--- ABOUT THIS EXERCISE ---
Leave out the pictures, then return the records word for word.

==== GIVEN DATA

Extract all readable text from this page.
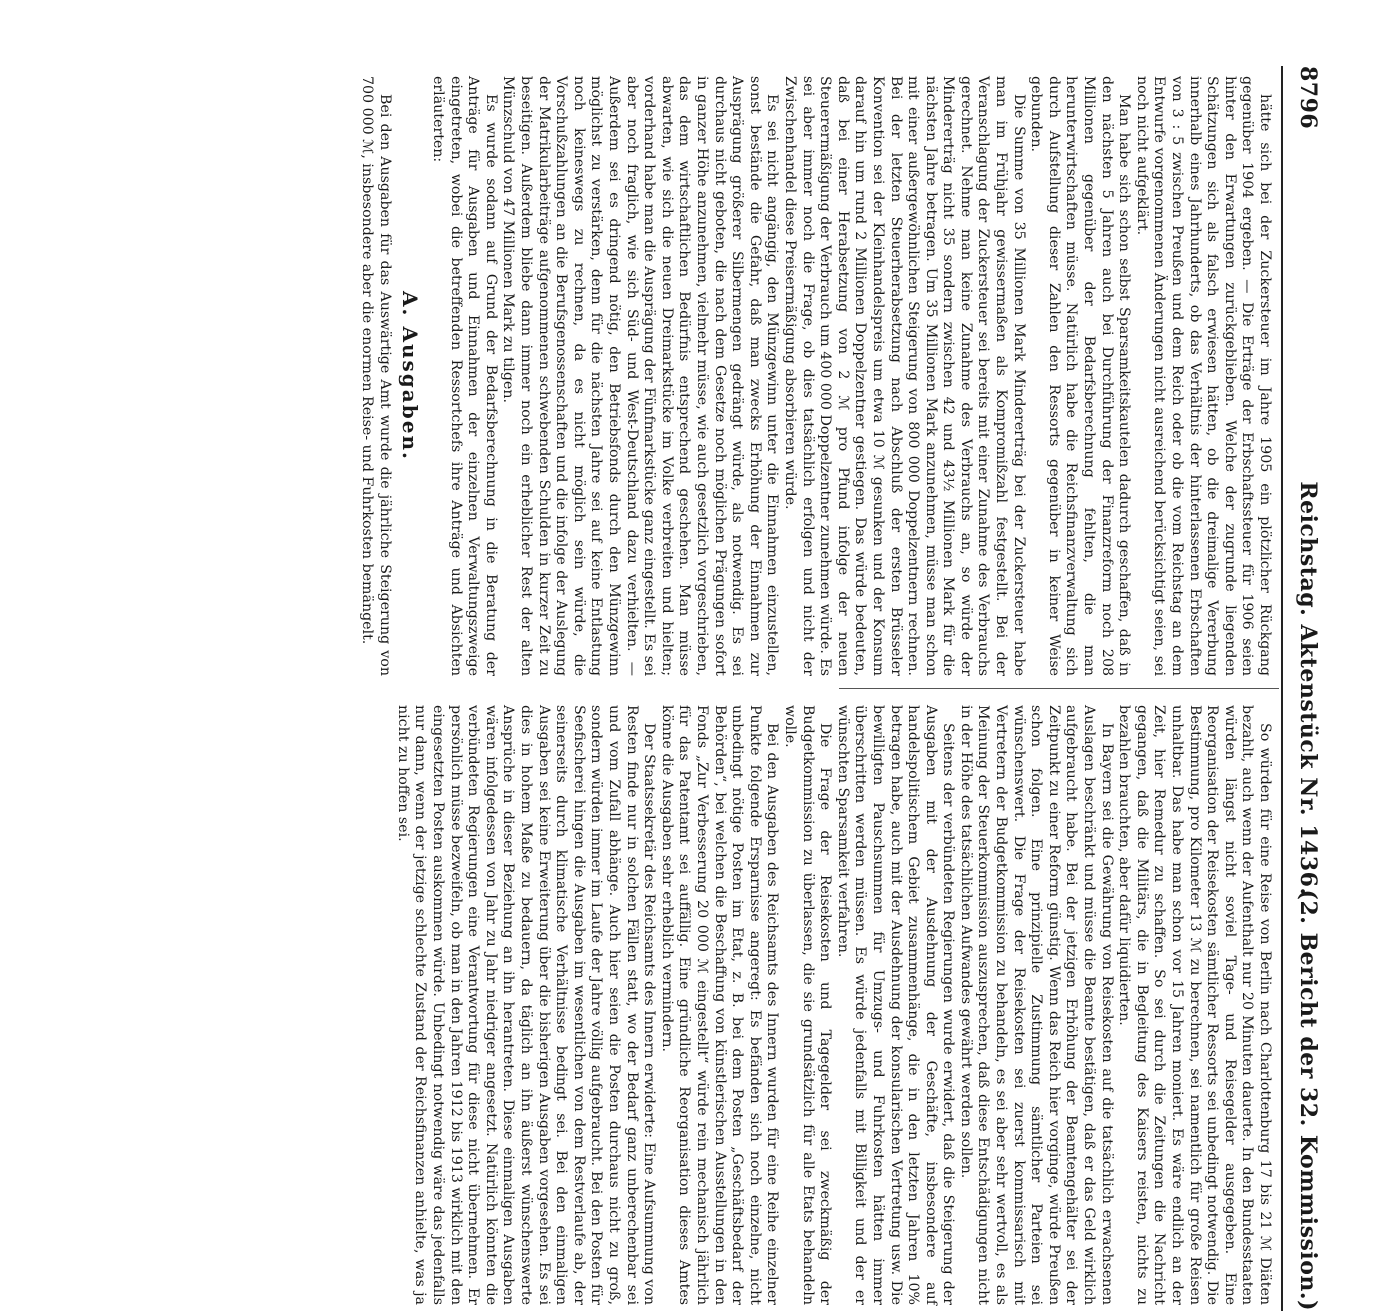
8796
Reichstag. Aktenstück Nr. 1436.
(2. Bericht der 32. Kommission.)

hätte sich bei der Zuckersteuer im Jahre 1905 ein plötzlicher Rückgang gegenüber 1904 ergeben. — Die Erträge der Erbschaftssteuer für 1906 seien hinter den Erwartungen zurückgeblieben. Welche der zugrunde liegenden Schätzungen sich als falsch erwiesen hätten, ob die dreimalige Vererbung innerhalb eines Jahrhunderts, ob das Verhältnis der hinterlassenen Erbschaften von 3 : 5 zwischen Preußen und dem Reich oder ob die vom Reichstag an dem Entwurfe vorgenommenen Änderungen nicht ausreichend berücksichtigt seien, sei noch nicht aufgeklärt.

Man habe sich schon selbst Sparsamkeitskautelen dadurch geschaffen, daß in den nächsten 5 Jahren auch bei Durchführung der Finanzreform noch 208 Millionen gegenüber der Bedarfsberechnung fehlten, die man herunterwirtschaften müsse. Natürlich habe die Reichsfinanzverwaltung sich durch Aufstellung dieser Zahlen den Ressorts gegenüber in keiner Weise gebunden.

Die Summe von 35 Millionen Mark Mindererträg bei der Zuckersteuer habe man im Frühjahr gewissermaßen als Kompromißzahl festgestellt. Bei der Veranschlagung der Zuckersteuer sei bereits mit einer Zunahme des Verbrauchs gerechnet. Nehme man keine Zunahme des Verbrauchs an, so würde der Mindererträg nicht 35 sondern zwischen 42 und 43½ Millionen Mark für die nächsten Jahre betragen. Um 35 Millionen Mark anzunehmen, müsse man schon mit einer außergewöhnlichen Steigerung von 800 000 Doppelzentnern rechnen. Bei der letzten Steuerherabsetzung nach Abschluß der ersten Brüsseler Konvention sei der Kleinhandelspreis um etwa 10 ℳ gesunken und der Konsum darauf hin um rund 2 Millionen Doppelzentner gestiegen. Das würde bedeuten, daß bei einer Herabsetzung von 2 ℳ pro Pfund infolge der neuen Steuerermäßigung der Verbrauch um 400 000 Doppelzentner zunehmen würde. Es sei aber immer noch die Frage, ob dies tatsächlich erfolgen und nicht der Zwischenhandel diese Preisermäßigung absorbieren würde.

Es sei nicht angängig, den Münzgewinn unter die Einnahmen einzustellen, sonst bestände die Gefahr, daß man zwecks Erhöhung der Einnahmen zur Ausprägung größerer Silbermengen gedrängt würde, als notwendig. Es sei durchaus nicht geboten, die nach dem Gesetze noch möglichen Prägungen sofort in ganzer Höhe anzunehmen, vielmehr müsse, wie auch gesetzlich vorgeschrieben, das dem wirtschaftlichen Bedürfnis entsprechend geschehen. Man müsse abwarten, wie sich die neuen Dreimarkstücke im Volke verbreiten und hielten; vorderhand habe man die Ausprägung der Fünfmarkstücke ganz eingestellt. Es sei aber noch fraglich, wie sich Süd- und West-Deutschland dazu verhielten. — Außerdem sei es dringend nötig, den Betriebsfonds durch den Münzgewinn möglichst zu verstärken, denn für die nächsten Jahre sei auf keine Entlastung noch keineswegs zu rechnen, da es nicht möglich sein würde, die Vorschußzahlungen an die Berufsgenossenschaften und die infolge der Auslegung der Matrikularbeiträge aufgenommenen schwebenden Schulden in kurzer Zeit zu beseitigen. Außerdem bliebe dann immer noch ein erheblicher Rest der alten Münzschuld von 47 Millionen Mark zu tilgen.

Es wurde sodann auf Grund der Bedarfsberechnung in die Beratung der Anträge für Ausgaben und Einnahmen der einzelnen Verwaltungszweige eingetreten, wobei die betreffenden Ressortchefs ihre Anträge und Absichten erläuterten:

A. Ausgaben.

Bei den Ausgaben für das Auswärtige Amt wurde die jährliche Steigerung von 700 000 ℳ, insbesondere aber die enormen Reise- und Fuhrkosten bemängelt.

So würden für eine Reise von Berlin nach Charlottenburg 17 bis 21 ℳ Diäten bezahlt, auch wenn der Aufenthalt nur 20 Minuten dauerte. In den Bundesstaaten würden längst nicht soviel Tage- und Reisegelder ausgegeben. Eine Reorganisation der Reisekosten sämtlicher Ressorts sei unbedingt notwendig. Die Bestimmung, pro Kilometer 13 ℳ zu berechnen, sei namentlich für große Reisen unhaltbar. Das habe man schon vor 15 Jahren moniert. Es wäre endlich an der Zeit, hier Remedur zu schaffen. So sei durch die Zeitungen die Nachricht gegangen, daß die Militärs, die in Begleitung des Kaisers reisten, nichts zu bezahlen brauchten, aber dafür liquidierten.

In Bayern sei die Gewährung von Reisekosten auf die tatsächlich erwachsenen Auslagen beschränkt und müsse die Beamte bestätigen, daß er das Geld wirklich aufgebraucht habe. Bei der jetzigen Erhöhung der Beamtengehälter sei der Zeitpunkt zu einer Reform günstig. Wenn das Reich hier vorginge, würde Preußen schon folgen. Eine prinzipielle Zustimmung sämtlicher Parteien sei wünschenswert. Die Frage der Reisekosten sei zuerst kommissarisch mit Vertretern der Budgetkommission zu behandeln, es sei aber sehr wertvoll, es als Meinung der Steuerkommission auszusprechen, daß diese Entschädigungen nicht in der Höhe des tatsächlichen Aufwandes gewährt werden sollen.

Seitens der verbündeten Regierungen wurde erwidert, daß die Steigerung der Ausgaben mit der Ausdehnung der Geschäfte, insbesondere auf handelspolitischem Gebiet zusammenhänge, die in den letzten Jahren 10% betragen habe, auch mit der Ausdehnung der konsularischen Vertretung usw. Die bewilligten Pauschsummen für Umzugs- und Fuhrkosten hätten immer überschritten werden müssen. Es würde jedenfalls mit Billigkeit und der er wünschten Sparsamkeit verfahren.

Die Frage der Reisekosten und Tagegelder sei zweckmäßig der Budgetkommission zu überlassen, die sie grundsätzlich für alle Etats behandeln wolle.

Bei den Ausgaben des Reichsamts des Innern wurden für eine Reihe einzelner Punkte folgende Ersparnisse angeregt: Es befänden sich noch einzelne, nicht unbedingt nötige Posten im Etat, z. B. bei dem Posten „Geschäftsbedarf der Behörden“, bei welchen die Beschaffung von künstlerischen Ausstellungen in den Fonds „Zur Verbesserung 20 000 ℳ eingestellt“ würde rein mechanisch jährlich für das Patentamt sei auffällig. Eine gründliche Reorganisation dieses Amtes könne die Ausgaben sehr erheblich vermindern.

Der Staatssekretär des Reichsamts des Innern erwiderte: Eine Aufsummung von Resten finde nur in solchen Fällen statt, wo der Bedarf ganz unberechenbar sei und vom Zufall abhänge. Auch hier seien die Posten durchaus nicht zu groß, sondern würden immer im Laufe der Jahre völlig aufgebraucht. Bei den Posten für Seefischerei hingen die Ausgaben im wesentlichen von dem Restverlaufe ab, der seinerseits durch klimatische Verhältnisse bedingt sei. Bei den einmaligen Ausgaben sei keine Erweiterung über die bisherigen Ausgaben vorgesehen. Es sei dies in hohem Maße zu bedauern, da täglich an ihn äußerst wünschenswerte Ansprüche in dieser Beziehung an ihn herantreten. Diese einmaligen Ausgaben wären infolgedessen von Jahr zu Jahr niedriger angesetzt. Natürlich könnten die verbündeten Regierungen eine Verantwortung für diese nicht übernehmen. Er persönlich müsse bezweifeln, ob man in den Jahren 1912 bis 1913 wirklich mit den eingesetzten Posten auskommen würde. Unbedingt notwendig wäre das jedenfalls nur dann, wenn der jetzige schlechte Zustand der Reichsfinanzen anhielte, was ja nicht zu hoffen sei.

========

--- WRITTEN ANSWER ---
Extract all readable text from this page.
8796
Reichstag. Aktenstück Nr. 1436.
(2. Bericht der 32. Kommission.)

hätte sich bei der Zuckersteuer im Jahre 1905 ein plötzlicher Rückgang gegenüber 1904 ergeben. — Die Erträge der Erbschaftssteuer für 1906 seien hinter den Erwartungen zurückgeblieben. Welche der zugrunde liegenden Schätzungen sich als falsch erwiesen hätten, ob die dreimalige Vererbung innerhalb eines Jahrhunderts, ob das Verhältnis der hinterlassenen Erbschaften von 3 : 5 zwischen Preußen und dem Reich oder ob die vom Reichstag an dem Entwurfe vorgenommenen Änderungen nicht ausreichend berücksichtigt seien, sei noch nicht aufgeklärt.

Man habe sich schon selbst Sparsamkeitskautelen dadurch geschaffen, daß in den nächsten 5 Jahren auch bei Durchführung der Finanzreform noch 208 Millionen gegenüber der Bedarfsberechnung fehlten, die man herunterwirtschaften müsse. Natürlich habe die Reichsfinanzverwaltung sich durch Aufstellung dieser Zahlen den Ressorts gegenüber in keiner Weise gebunden.

Die Summe von 35 Millionen Mark Mindererträg bei der Zuckersteuer habe man im Frühjahr gewissermaßen als Kompromißzahl festgestellt. Bei der Veranschlagung der Zuckersteuer sei bereits mit einer Zunahme des Verbrauchs gerechnet. Nehme man keine Zunahme des Verbrauchs an, so würde der Mindererträg nicht 35 sondern zwischen 42 und 43½ Millionen Mark für die nächsten Jahre betragen. Um 35 Millionen Mark anzunehmen, müsse man schon mit einer außergewöhnlichen Steigerung von 800 000 Doppelzentnern rechnen. Bei der letzten Steuerherabsetzung nach Abschluß der ersten Brüsseler Konvention sei der Kleinhandelspreis um etwa 10 ℳ gesunken und der Konsum darauf hin um rund 2 Millionen Doppelzentner gestiegen. Das würde bedeuten, daß bei einer Herabsetzung von 2 ℳ pro Pfund infolge der neuen Steuerermäßigung der Verbrauch um 400 000 Doppelzentner zunehmen würde. Es sei aber immer noch die Frage, ob dies tatsächlich erfolgen und nicht der Zwischenhandel diese Preisermäßigung absorbieren würde.

Es sei nicht angängig, den Münzgewinn unter die Einnahmen einzustellen, sonst bestände die Gefahr, daß man zwecks Erhöhung der Einnahmen zur Ausprägung größerer Silbermengen gedrängt würde, als notwendig. Es sei durchaus nicht geboten, die nach dem Gesetze noch möglichen Prägungen sofort in ganzer Höhe anzunehmen, vielmehr müsse, wie auch gesetzlich vorgeschrieben, das dem wirtschaftlichen Bedürfnis entsprechend geschehen. Man müsse abwarten, wie sich die neuen Dreimarkstücke im Volke verbreiten und hielten; vorderhand habe man die Ausprägung der Fünfmarkstücke ganz eingestellt. Es sei aber noch fraglich, wie sich Süd- und West-Deutschland dazu verhielten. — Außerdem sei es dringend nötig, den Betriebsfonds durch den Münzgewinn möglichst zu verstärken, denn für die nächsten Jahre sei auf keine Entlastung noch keineswegs zu rechnen, da es nicht möglich sein würde, die Vorschußzahlungen an die Berufsgenossenschaften und die infolge der Auslegung der Matrikularbeiträge aufgenommenen schwebenden Schulden in kurzer Zeit zu beseitigen. Außerdem bliebe dann immer noch ein erheblicher Rest der alten Münzschuld von 47 Millionen Mark zu tilgen.

Es wurde sodann auf Grund der Bedarfsberechnung in die Beratung der Anträge für Ausgaben und Einnahmen der einzelnen Verwaltungszweige eingetreten, wobei die betreffenden Ressortchefs ihre Anträge und Absichten erläuterten:

A. Ausgaben.

Bei den Ausgaben für das Auswärtige Amt wurde die jährliche Steigerung von 700 000 ℳ, insbesondere aber die enormen Reise- und Fuhrkosten bemängelt.

So würden für eine Reise von Berlin nach Charlottenburg 17 bis 21 ℳ Diäten bezahlt, auch wenn der Aufenthalt nur 20 Minuten dauerte. In den Bundesstaaten würden längst nicht soviel Tage- und Reisegelder ausgegeben. Eine Reorganisation der Reisekosten sämtlicher Ressorts sei unbedingt notwendig. Die Bestimmung, pro Kilometer 13 ℳ zu berechnen, sei namentlich für große Reisen unhaltbar. Das habe man schon vor 15 Jahren moniert. Es wäre endlich an der Zeit, hier Remedur zu schaffen. So sei durch die Zeitungen die Nachricht gegangen, daß die Militärs, die in Begleitung des Kaisers reisten, nichts zu bezahlen brauchten, aber dafür liquidierten.

In Bayern sei die Gewährung von Reisekosten auf die tatsächlich erwachsenen Auslagen beschränkt und müsse die Beamte bestätigen, daß er das Geld wirklich aufgebraucht habe. Bei der jetzigen Erhöhung der Beamtengehälter sei der Zeitpunkt zu einer Reform günstig. Wenn das Reich hier vorginge, würde Preußen schon folgen. Eine prinzipielle Zustimmung sämtlicher Parteien sei wünschenswert. Die Frage der Reisekosten sei zuerst kommissarisch mit Vertretern der Budgetkommission zu behandeln, es sei aber sehr wertvoll, es als Meinung der Steuerkommission auszusprechen, daß diese Entschädigungen nicht in der Höhe des tatsächlichen Aufwandes gewährt werden sollen.

Seitens der verbündeten Regierungen wurde erwidert, daß die Steigerung der Ausgaben mit der Ausdehnung der Geschäfte, insbesondere auf handelspolitischem Gebiet zusammenhänge, die in den letzten Jahren 10% betragen habe, auch mit der Ausdehnung der konsularischen Vertretung usw. Die bewilligten Pauschsummen für Umzugs- und Fuhrkosten hätten immer überschritten werden müssen. Es würde jedenfalls mit Billigkeit und der er wünschten Sparsamkeit verfahren.

Die Frage der Reisekosten und Tagegelder sei zweckmäßig der Budgetkommission zu überlassen, die sie grundsätzlich für alle Etats behandeln wolle.

Bei den Ausgaben des Reichsamts des Innern wurden für eine Reihe einzelner Punkte folgende Ersparnisse angeregt: Es befänden sich noch einzelne, nicht unbedingt nötige Posten im Etat, z. B. bei dem Posten „Geschäftsbedarf der Behörden“, bei welchen die Beschaffung von künstlerischen Ausstellungen in den Fonds „Zur Verbesserung 20 000 ℳ eingestellt“ würde rein mechanisch jährlich für das Patentamt sei auffällig. Eine gründliche Reorganisation dieses Amtes könne die Ausgaben sehr erheblich vermindern.

Der Staatssekretär des Reichsamts des Innern erwiderte: Eine Aufsummung von Resten finde nur in solchen Fällen statt, wo der Bedarf ganz unberechenbar sei und vom Zufall abhänge. Auch hier seien die Posten durchaus nicht zu groß, sondern würden immer im Laufe der Jahre völlig aufgebraucht. Bei den Posten für Seefischerei hingen die Ausgaben im wesentlichen von dem Restverlaufe ab, der seinerseits durch klimatische Verhältnisse bedingt sei. Bei den einmaligen Ausgaben sei keine Erweiterung über die bisherigen Ausgaben vorgesehen. Es sei dies in hohem Maße zu bedauern, da täglich an ihn äußerst wünschenswerte Ansprüche in dieser Beziehung an ihn herantreten. Diese einmaligen Ausgaben wären infolgedessen von Jahr zu Jahr niedriger angesetzt. Natürlich könnten die verbündeten Regierungen eine Verantwortung für diese nicht übernehmen. Er persönlich müsse bezweifeln, ob man in den Jahren 1912 bis 1913 wirklich mit den eingesetzten Posten auskommen würde. Unbedingt notwendig wäre das jedenfalls nur dann, wenn der jetzige schlechte Zustand der Reichsfinanzen anhielte, was ja nicht zu hoffen sei.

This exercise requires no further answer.